— Given task —
Output every line below without omitting or altering anything.

— Source records —
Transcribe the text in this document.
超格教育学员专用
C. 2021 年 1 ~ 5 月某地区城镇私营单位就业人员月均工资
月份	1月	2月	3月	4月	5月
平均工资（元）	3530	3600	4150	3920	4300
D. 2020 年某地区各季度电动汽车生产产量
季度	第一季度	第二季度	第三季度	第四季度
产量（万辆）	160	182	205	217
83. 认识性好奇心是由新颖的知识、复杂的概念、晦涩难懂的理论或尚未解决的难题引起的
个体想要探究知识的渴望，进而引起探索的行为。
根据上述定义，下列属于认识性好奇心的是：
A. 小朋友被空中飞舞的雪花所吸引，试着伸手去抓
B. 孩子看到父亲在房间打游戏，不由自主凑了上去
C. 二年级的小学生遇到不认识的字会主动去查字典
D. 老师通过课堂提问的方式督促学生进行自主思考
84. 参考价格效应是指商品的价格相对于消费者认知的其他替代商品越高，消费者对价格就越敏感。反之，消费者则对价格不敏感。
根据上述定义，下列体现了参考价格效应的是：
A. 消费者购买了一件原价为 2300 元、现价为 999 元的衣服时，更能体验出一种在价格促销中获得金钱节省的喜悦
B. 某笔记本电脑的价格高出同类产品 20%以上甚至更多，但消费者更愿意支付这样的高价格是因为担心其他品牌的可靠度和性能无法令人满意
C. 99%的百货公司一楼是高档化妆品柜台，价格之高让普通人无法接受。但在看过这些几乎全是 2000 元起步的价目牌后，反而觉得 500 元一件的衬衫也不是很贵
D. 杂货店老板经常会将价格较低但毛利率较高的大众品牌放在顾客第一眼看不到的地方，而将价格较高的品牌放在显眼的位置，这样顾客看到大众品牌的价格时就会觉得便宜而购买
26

— Response to the exercise —
Transcribe the text in this document.
超格教育学员专用
C. 2021 年 1 ~ 5 月某地区城镇私营单位就业人员月均工资
月份	1月	2月	3月	4月	5月
平均工资（元）	3530	3600	4150	3920	4300
D. 2020 年某地区各季度电动汽车生产产量
季度	第一季度	第二季度	第三季度	第四季度
产量（万辆）	160	182	205	217
83. 认识性好奇心是由新颖的知识、复杂的概念、晦涩难懂的理论或尚未解决的难题引起的
个体想要探究知识的渴望，进而引起探索的行为。
根据上述定义，下列属于认识性好奇心的是：
A. 小朋友被空中飞舞的雪花所吸引，试着伸手去抓
B. 孩子看到父亲在房间打游戏，不由自主凑了上去
C. 二年级的小学生遇到不认识的字会主动去查字典
D. 老师通过课堂提问的方式督促学生进行自主思考
84. 参考价格效应是指商品的价格相对于消费者认知的其他替代商品越高，消费者对价格就越敏感。反之，消费者则对价格不敏感。
根据上述定义，下列体现了参考价格效应的是：
A. 消费者购买了一件原价为 2300 元、现价为 999 元的衣服时，更能体验出一种在价格促销中获得金钱节省的喜悦
B. 某笔记本电脑的价格高出同类产品 20%以上甚至更多，但消费者更愿意支付这样的高价格是因为担心其他品牌的可靠度和性能无法令人满意
C. 99%的百货公司一楼是高档化妆品柜台，价格之高让普通人无法接受。但在看过这些几乎全是 2000 元起步的价目牌后，反而觉得 500 元一件的衬衫也不是很贵
D. 杂货店老板经常会将价格较低但毛利率较高的大众品牌放在顾客第一眼看不到的地方，而将价格较高的品牌放在显眼的位置，这样顾客看到大众品牌的价格时就会觉得便宜而购买
26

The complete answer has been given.